### What is needed
Retype exactly the lines that start at the line with "What data populates" and end at the final line, both included, and leave out every picture.

### Provided material
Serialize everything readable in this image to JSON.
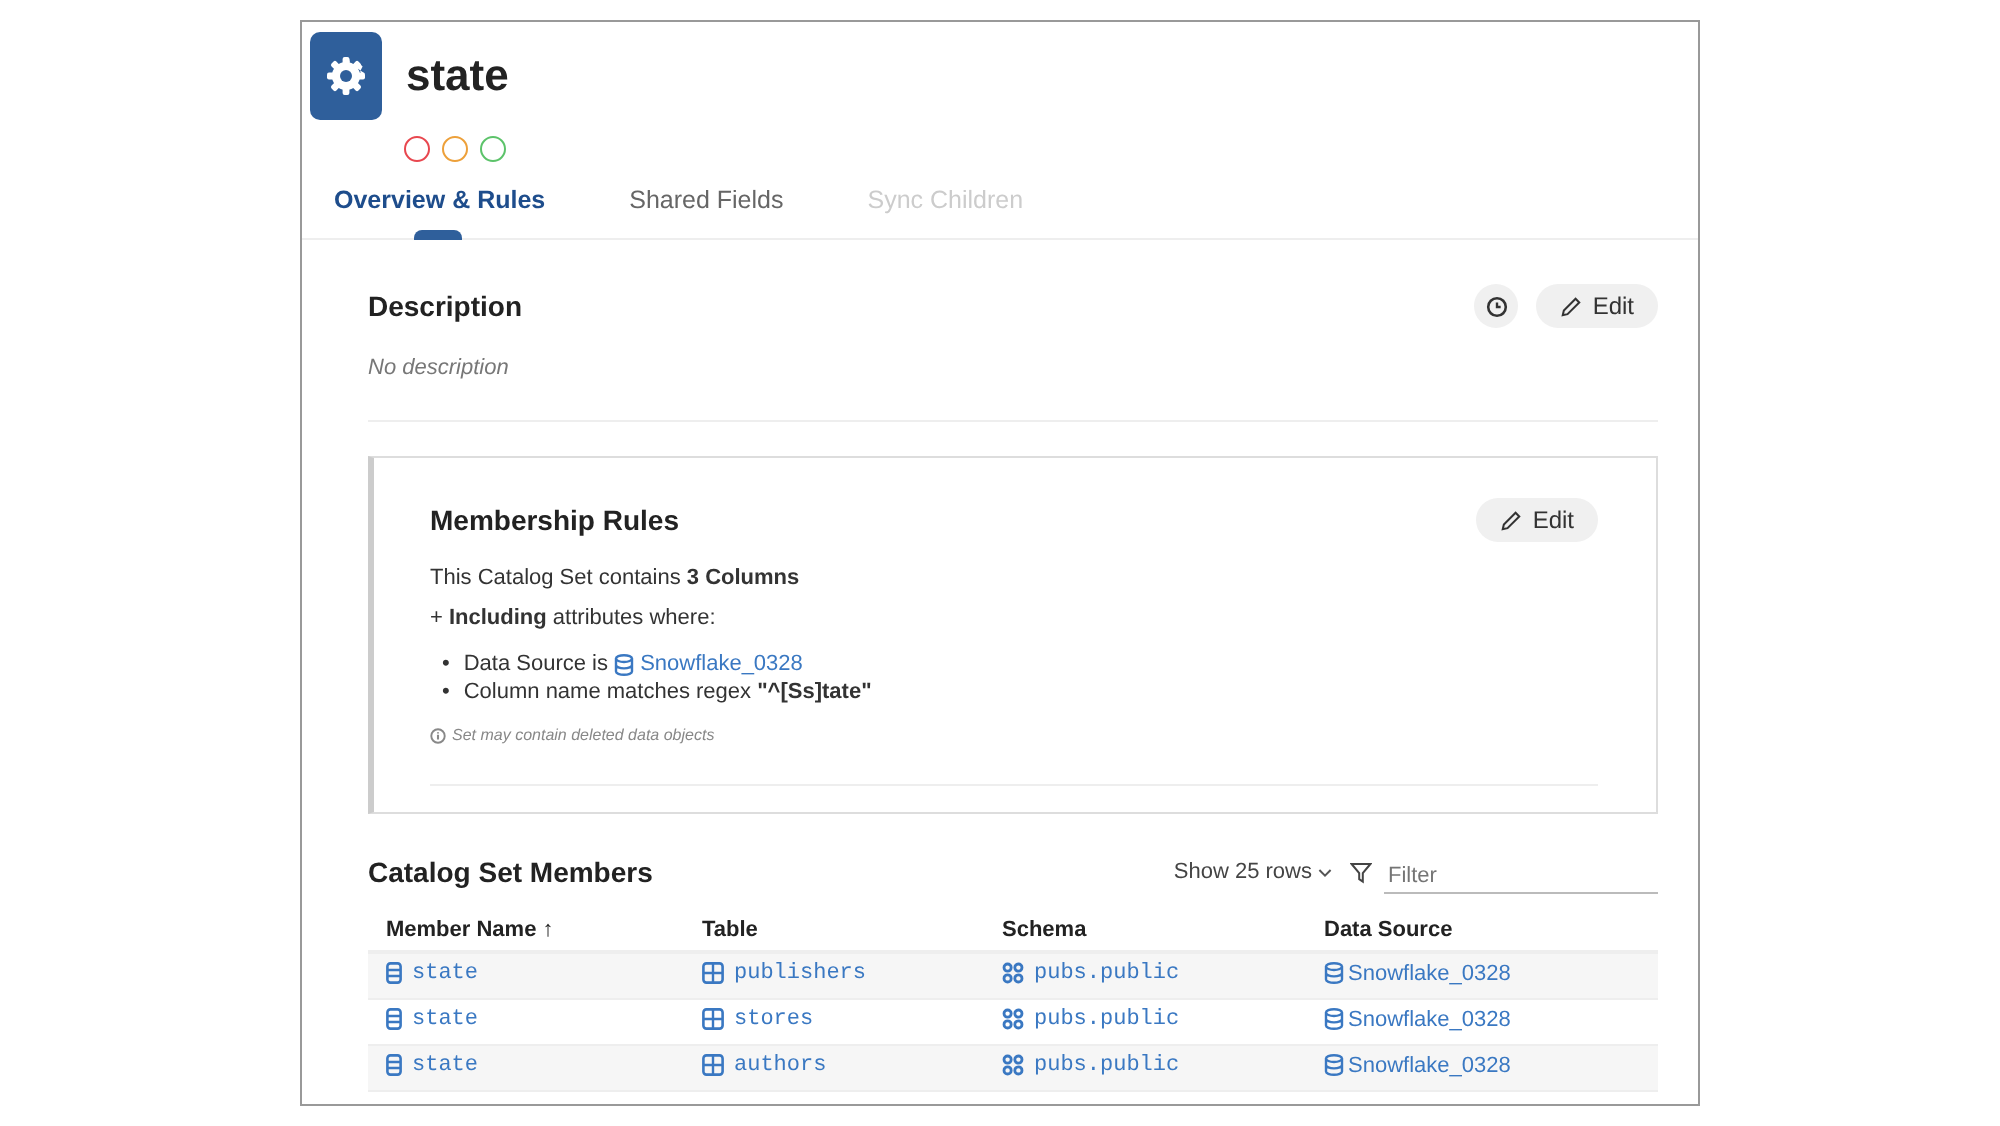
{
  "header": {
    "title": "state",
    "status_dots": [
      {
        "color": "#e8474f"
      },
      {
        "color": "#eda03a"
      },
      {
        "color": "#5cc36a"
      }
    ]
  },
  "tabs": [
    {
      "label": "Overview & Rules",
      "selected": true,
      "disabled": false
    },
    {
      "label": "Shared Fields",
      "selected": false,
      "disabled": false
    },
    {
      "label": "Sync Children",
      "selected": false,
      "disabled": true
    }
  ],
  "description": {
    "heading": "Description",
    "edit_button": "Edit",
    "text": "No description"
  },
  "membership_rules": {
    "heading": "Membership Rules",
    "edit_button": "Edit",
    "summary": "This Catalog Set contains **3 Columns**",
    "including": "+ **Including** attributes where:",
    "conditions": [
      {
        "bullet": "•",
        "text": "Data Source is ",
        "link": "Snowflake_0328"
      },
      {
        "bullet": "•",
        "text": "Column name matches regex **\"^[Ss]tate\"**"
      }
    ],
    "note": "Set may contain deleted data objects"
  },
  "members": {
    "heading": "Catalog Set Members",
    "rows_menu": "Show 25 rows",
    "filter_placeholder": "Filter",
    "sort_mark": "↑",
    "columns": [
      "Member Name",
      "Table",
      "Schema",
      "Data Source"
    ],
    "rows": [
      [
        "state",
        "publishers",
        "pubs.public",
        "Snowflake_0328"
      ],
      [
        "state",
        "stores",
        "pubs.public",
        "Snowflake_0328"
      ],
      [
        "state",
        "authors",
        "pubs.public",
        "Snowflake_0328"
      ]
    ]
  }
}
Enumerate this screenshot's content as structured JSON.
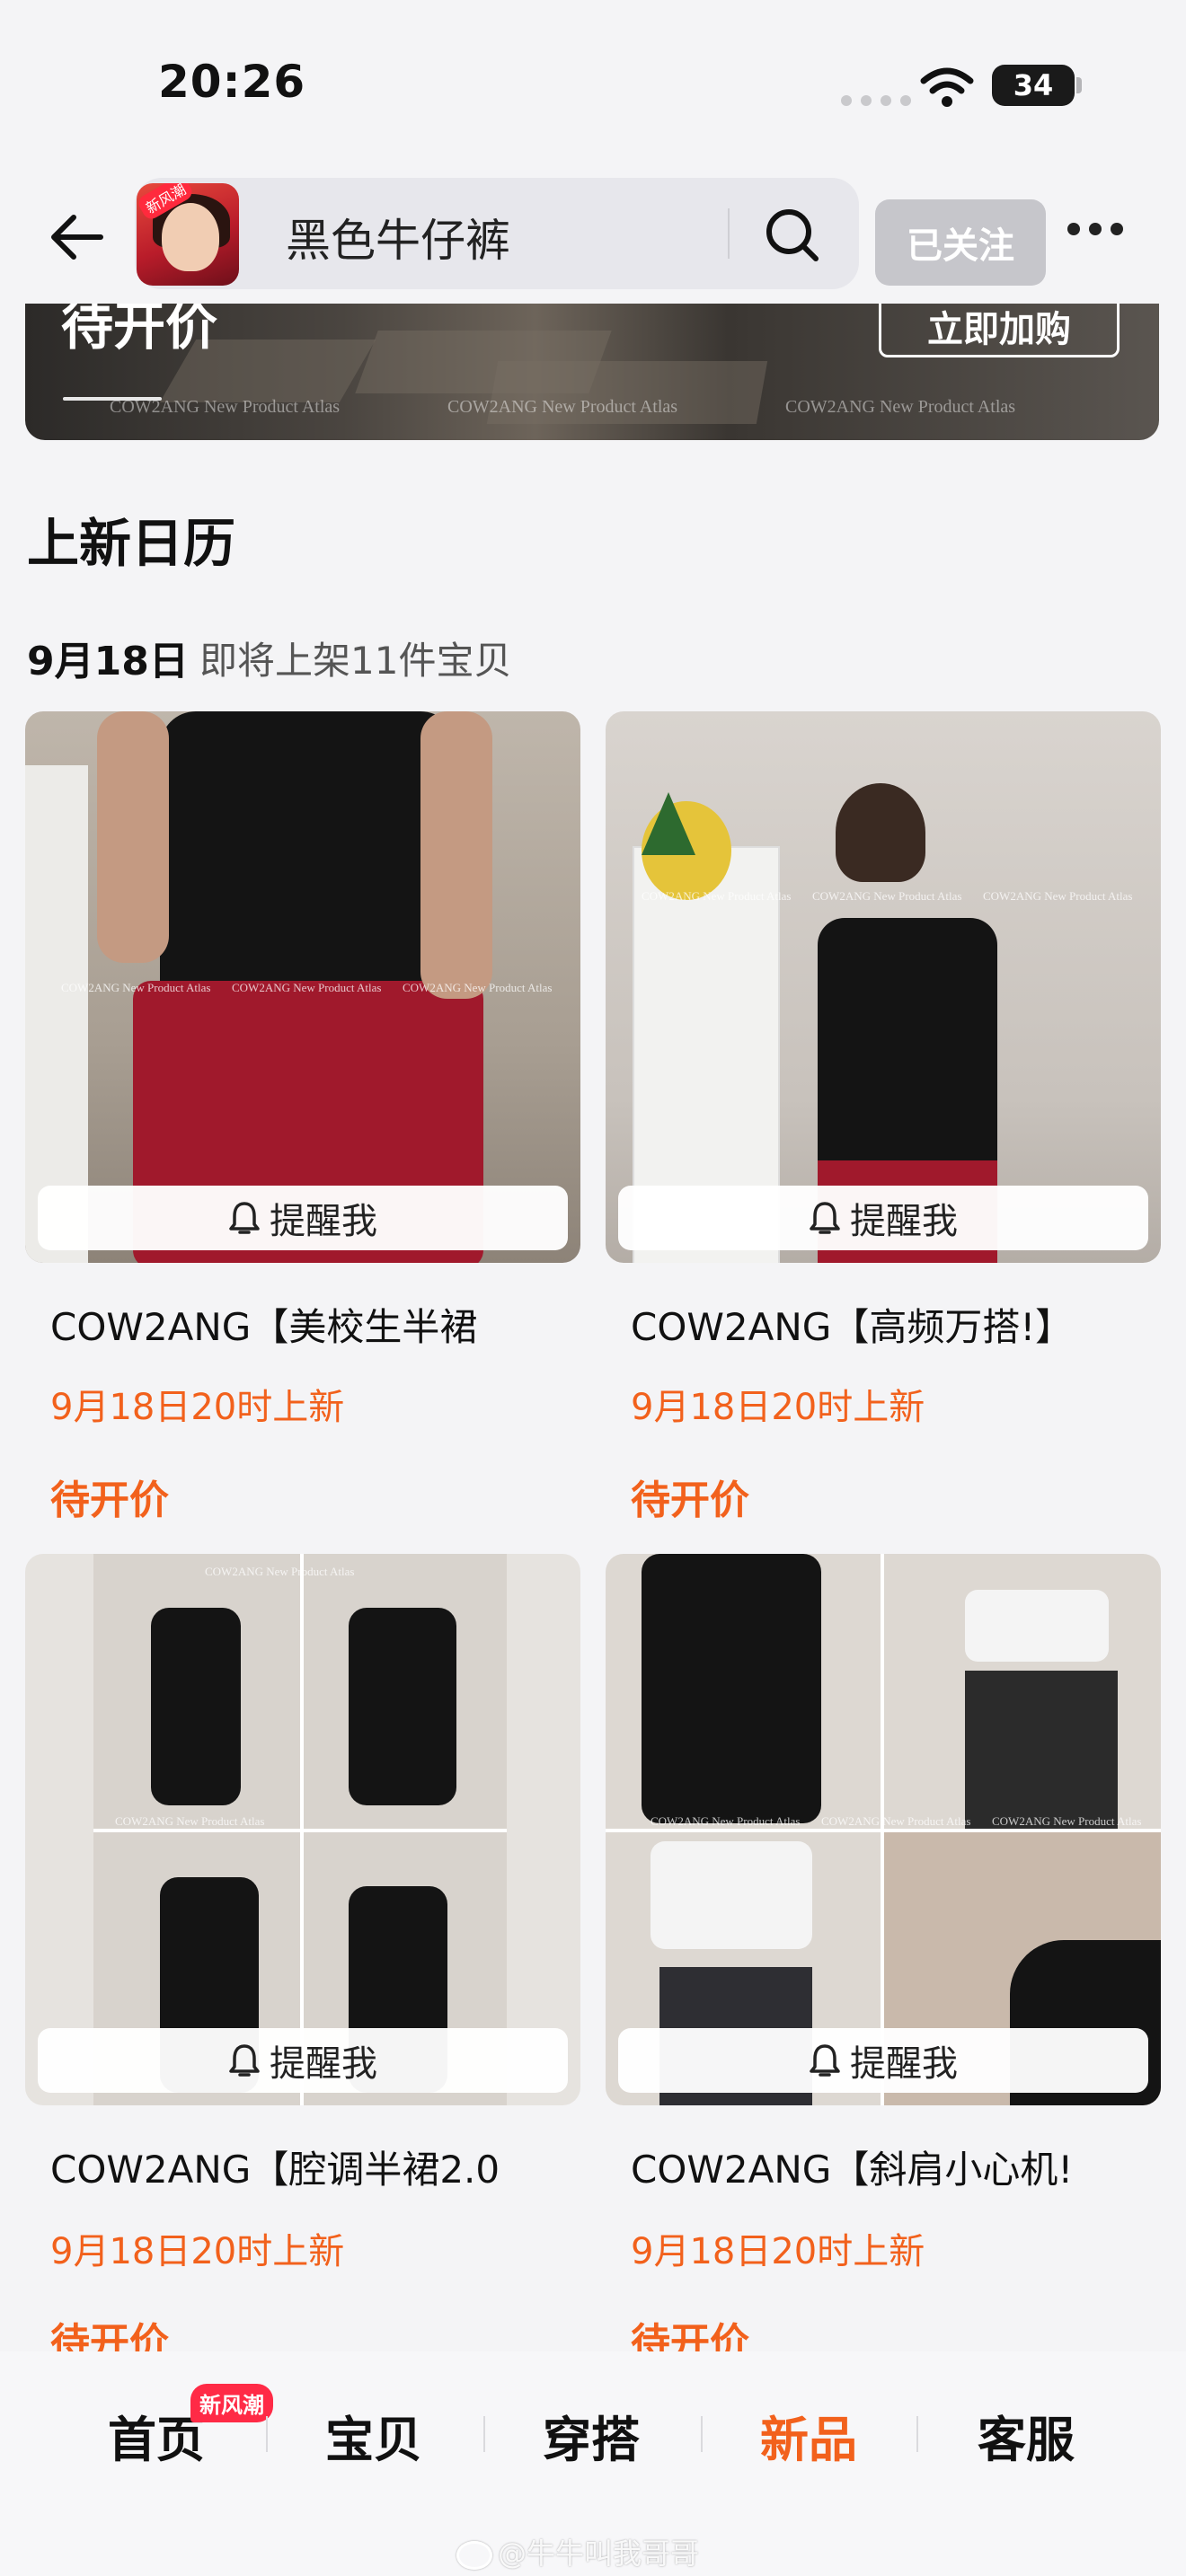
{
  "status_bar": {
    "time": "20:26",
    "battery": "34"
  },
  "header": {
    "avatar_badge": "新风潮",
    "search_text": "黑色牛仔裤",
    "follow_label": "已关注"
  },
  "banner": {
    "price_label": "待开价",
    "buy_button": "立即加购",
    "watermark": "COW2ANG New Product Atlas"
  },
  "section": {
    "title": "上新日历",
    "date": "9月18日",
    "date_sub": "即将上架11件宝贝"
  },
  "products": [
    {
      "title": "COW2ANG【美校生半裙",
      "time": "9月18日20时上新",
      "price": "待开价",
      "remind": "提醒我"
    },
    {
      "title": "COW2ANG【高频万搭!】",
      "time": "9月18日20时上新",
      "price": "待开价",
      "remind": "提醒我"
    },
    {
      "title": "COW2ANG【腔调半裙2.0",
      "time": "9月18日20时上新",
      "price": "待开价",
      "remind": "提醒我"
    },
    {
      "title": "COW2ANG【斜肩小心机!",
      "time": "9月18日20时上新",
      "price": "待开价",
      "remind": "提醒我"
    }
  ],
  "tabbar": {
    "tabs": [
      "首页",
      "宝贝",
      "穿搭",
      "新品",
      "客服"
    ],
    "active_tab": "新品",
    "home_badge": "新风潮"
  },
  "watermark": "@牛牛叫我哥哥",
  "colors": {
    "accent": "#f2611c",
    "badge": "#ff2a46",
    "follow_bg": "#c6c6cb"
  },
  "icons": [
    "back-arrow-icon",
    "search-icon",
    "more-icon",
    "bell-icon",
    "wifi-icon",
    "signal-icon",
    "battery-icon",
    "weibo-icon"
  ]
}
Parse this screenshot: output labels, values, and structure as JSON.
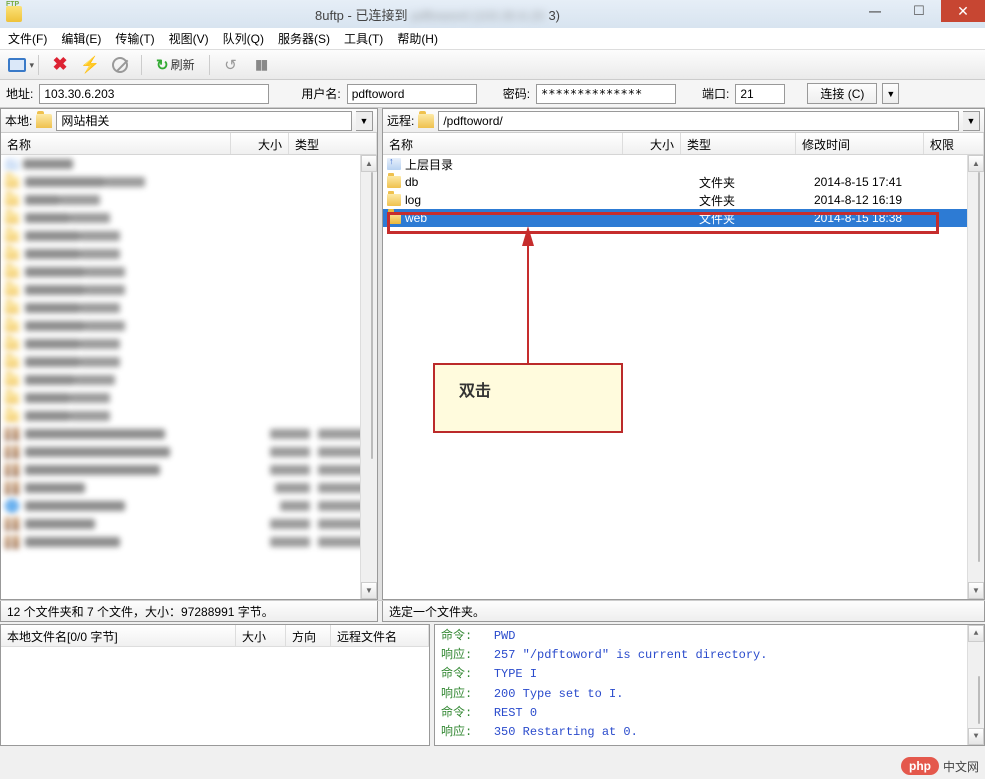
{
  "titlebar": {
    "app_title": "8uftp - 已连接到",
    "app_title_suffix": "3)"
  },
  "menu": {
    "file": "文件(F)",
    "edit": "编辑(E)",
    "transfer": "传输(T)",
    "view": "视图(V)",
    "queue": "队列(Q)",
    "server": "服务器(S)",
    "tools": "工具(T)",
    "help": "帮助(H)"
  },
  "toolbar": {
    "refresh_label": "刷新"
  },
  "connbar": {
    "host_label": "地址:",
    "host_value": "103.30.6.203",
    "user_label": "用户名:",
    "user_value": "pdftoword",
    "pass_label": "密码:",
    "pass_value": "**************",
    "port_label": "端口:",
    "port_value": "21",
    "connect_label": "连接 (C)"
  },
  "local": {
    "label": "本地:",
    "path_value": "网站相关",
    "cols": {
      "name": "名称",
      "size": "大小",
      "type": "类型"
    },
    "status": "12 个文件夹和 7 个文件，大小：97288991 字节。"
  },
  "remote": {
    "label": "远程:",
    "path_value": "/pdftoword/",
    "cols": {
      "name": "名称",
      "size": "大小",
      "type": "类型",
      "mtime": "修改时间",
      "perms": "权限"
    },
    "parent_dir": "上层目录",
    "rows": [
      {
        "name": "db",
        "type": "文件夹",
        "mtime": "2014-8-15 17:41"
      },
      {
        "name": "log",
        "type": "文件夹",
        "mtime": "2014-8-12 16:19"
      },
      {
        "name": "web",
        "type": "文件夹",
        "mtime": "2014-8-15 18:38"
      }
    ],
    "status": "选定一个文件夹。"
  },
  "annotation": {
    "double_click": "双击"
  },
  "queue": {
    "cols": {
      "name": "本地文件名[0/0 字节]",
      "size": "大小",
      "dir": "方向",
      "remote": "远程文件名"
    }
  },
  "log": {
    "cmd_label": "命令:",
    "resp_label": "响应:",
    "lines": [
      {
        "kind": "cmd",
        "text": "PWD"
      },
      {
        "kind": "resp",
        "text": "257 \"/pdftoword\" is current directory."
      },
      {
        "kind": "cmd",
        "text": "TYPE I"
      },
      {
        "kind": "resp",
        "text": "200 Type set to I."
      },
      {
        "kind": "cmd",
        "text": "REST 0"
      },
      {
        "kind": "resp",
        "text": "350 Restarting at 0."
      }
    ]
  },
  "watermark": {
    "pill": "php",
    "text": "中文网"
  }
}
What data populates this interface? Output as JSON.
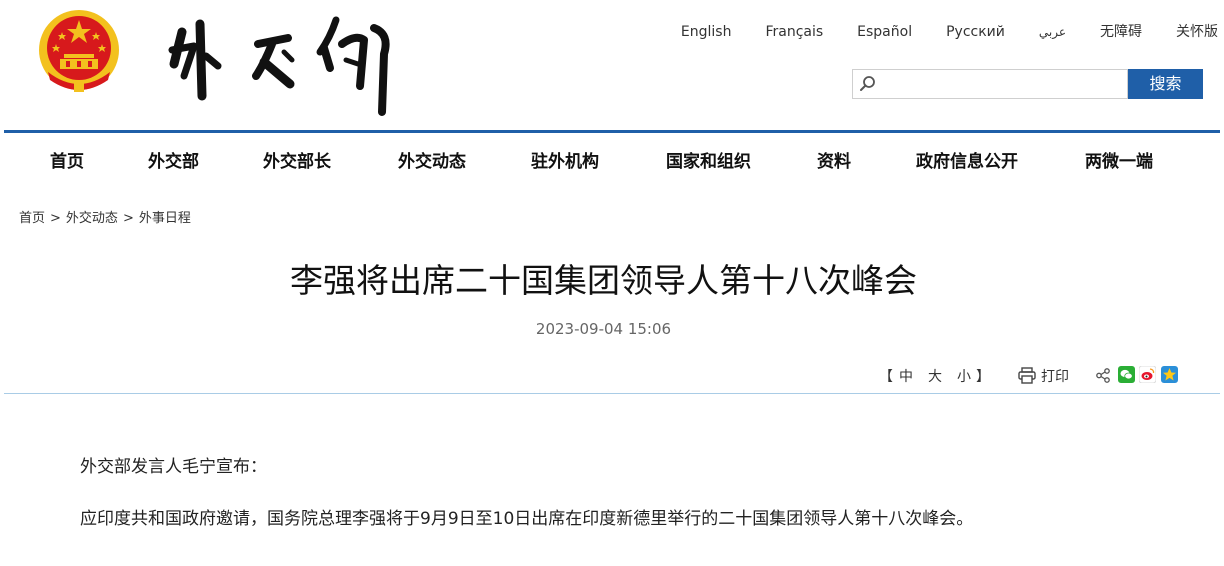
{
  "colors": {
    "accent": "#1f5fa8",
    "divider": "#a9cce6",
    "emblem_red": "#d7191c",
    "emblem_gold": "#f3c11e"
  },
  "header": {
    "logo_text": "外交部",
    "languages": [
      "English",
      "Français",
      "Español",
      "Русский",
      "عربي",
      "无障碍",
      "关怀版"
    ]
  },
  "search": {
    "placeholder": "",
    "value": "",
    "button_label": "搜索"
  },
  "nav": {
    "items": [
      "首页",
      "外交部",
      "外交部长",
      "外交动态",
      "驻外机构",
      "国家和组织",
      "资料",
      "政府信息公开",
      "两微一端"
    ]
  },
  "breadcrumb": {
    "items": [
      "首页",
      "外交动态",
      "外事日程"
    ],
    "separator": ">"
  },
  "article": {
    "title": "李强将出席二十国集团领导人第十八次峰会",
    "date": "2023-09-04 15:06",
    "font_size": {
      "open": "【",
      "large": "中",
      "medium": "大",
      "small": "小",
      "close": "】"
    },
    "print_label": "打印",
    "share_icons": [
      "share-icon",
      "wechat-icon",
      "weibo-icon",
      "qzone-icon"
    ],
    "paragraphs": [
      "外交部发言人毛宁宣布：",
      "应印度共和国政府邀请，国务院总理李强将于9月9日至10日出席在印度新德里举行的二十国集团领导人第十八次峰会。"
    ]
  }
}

### Solved exercise
What data populates this interface? Output as JSON.
{
  "colors": {
    "accent": "#1f5fa8",
    "divider": "#a9cce6",
    "emblem_red": "#d7191c",
    "emblem_gold": "#f3c11e"
  },
  "header": {
    "logo_text": "外交部",
    "languages": [
      "English",
      "Français",
      "Español",
      "Русский",
      "عربي",
      "无障碍",
      "关怀版"
    ]
  },
  "search": {
    "placeholder": "",
    "value": "",
    "button_label": "搜索"
  },
  "nav": {
    "items": [
      "首页",
      "外交部",
      "外交部长",
      "外交动态",
      "驻外机构",
      "国家和组织",
      "资料",
      "政府信息公开",
      "两微一端"
    ]
  },
  "breadcrumb": {
    "items": [
      "首页",
      "外交动态",
      "外事日程"
    ],
    "separator": ">"
  },
  "article": {
    "title": "李强将出席二十国集团领导人第十八次峰会",
    "date": "2023-09-04 15:06",
    "font_size": {
      "open": "【",
      "large": "中",
      "medium": "大",
      "small": "小",
      "close": "】"
    },
    "print_label": "打印",
    "share_icons": [
      "share-icon",
      "wechat-icon",
      "weibo-icon",
      "qzone-icon"
    ],
    "paragraphs": [
      "外交部发言人毛宁宣布：",
      "应印度共和国政府邀请，国务院总理李强将于9月9日至10日出席在印度新德里举行的二十国集团领导人第十八次峰会。"
    ]
  }
}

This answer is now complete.